* **Problem description**:
Output each line exactly as it appears, skipping any embedded picture.

(Recorded data)
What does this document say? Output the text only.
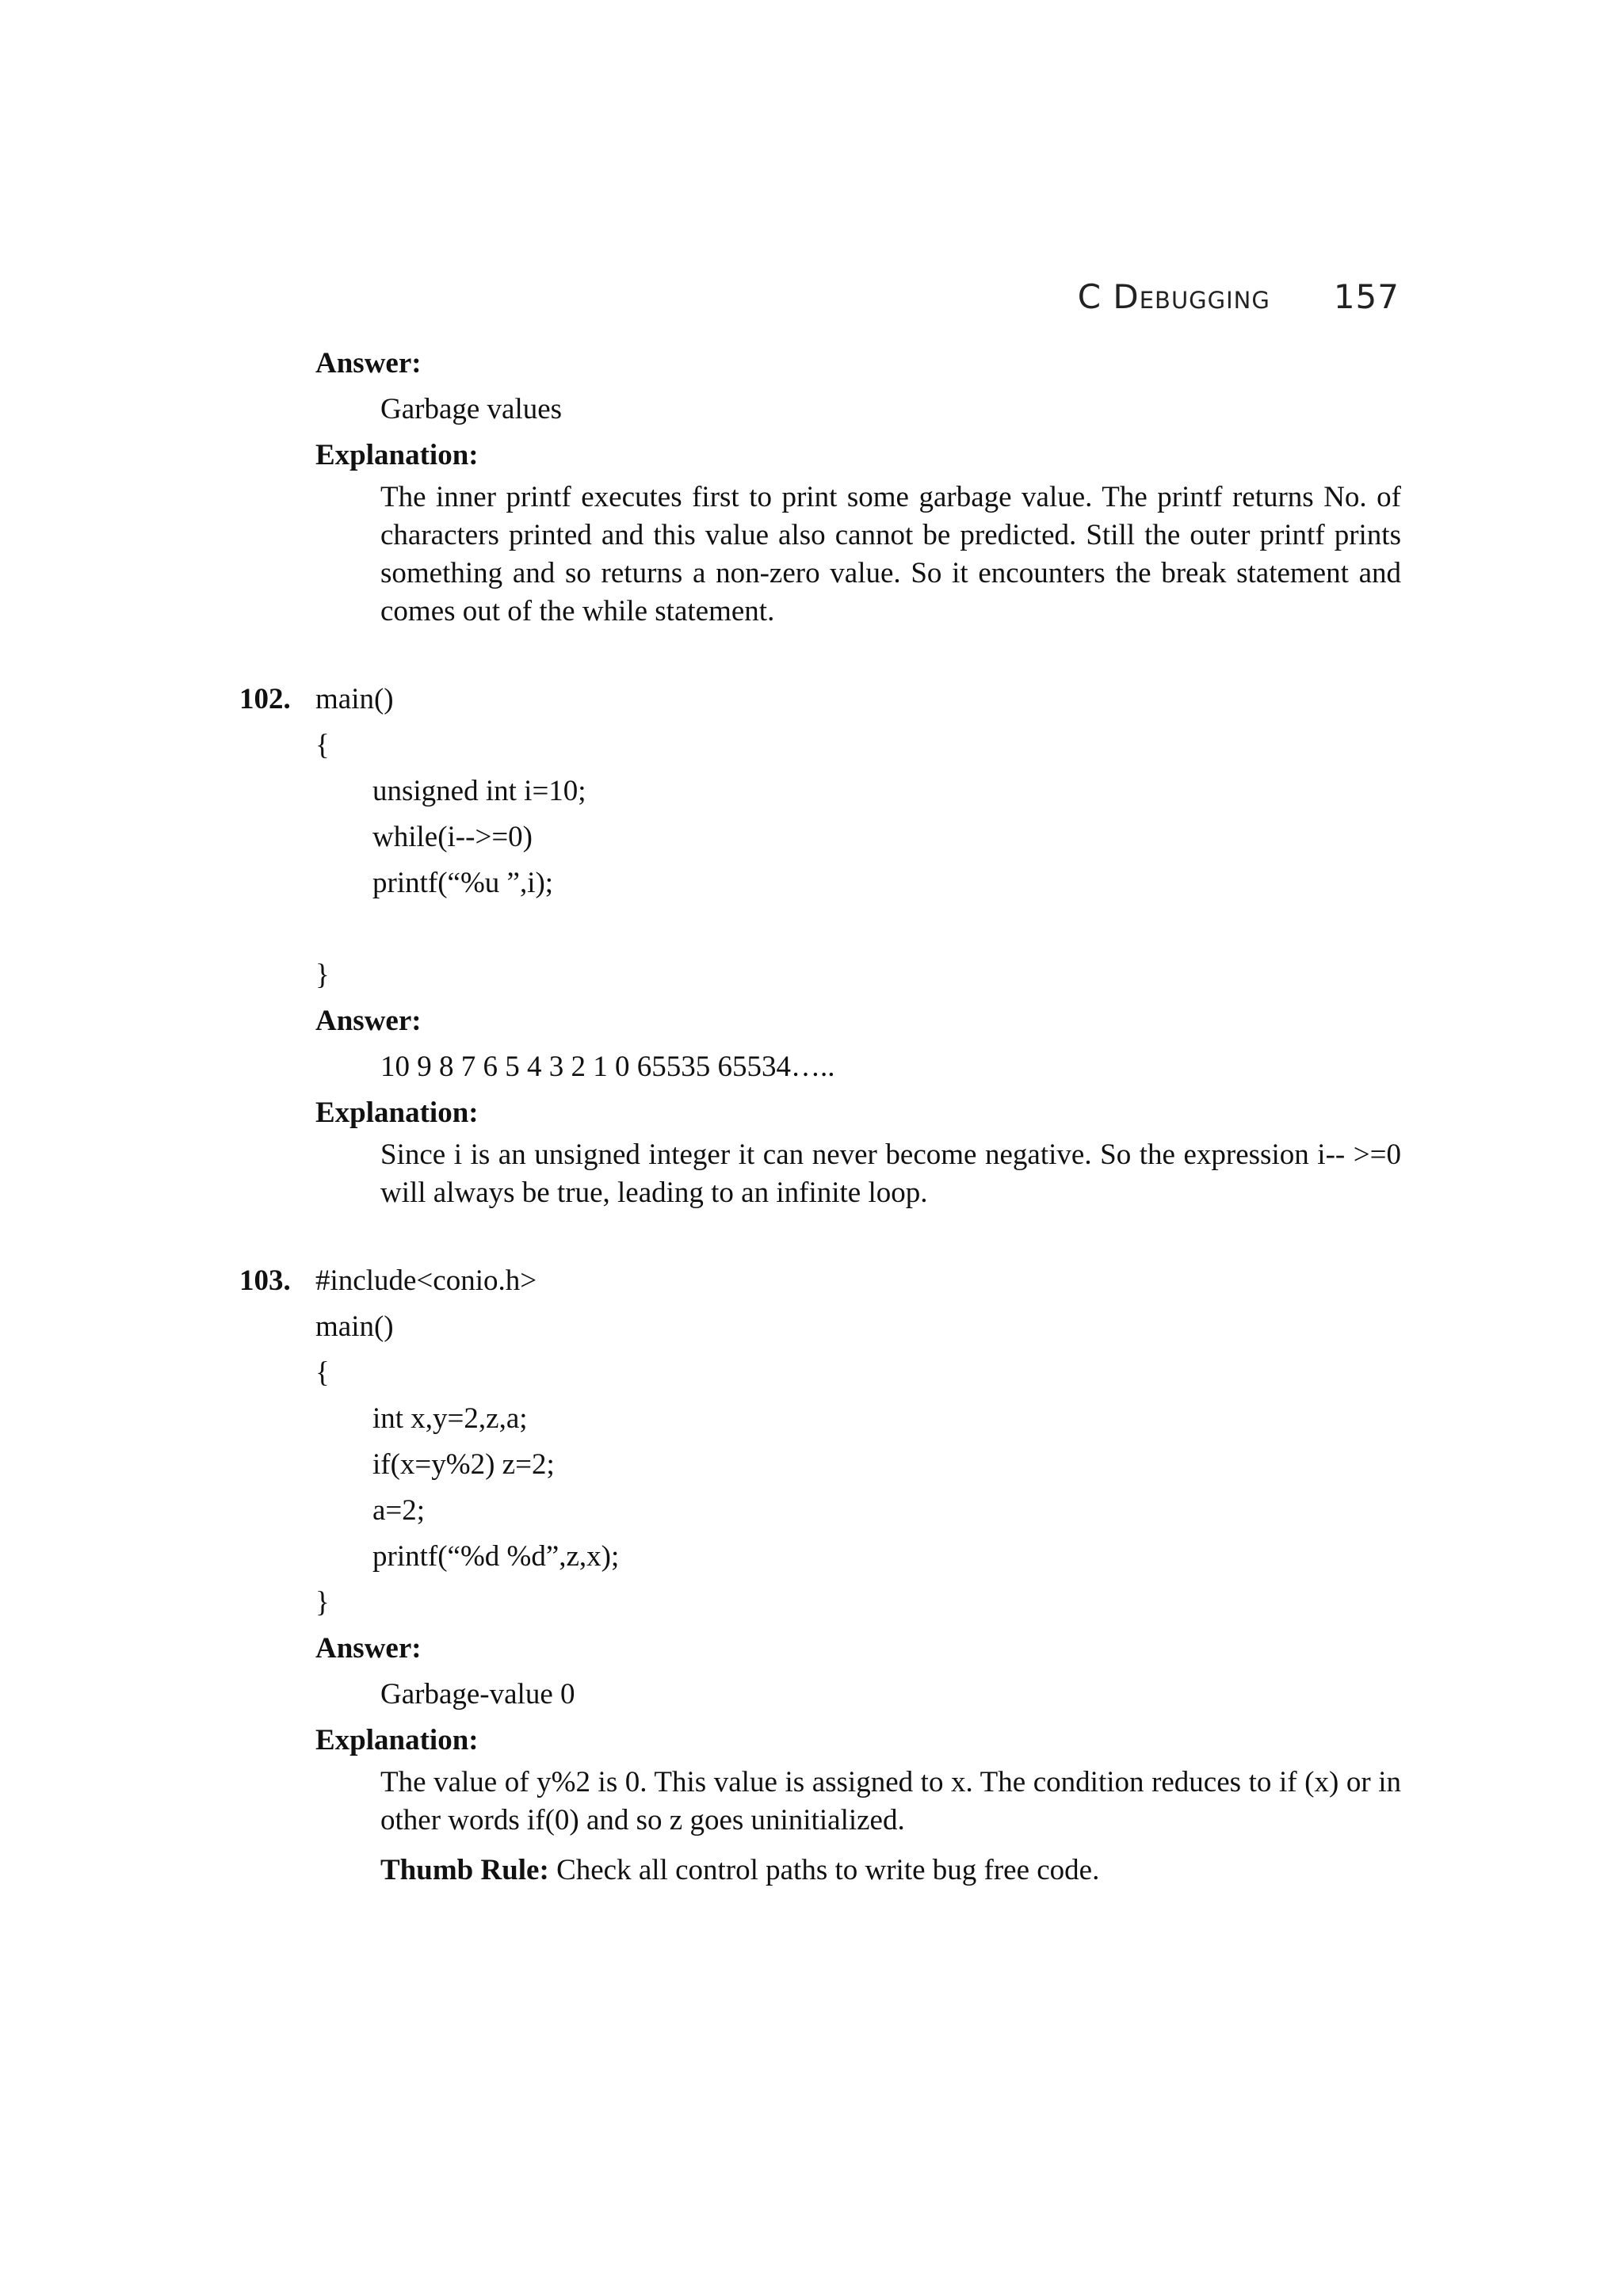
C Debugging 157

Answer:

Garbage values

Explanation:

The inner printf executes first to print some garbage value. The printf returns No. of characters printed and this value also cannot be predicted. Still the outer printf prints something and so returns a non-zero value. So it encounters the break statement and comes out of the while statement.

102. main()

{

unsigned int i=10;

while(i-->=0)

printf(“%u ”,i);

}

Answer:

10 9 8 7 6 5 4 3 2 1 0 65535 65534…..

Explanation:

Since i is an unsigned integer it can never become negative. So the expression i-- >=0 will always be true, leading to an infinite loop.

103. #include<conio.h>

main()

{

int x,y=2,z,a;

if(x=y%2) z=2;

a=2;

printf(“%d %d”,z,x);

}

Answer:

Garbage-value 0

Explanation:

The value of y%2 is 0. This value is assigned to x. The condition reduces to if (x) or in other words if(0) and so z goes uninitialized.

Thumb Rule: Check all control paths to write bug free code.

* **Correct answer**:
What does this document say? Output the text only.
C Debugging 157

Answer:

Garbage values

Explanation:

The inner printf executes first to print some garbage value. The printf returns No. of characters printed and this value also cannot be predicted. Still the outer printf prints something and so returns a non-zero value. So it encounters the break statement and comes out of the while statement.

102. main()

{

unsigned int i=10;

while(i-->=0)

printf(“%u ”,i);

}

Answer:

10 9 8 7 6 5 4 3 2 1 0 65535 65534…..

Explanation:

Since i is an unsigned integer it can never become negative. So the expression i-- >=0 will always be true, leading to an infinite loop.

103. #include<conio.h>

main()

{

int x,y=2,z,a;

if(x=y%2) z=2;

a=2;

printf(“%d %d”,z,x);

}

Answer:

Garbage-value 0

Explanation:

The value of y%2 is 0. This value is assigned to x. The condition reduces to if (x) or in other words if(0) and so z goes uninitialized.

Thumb Rule: Check all control paths to write bug free code.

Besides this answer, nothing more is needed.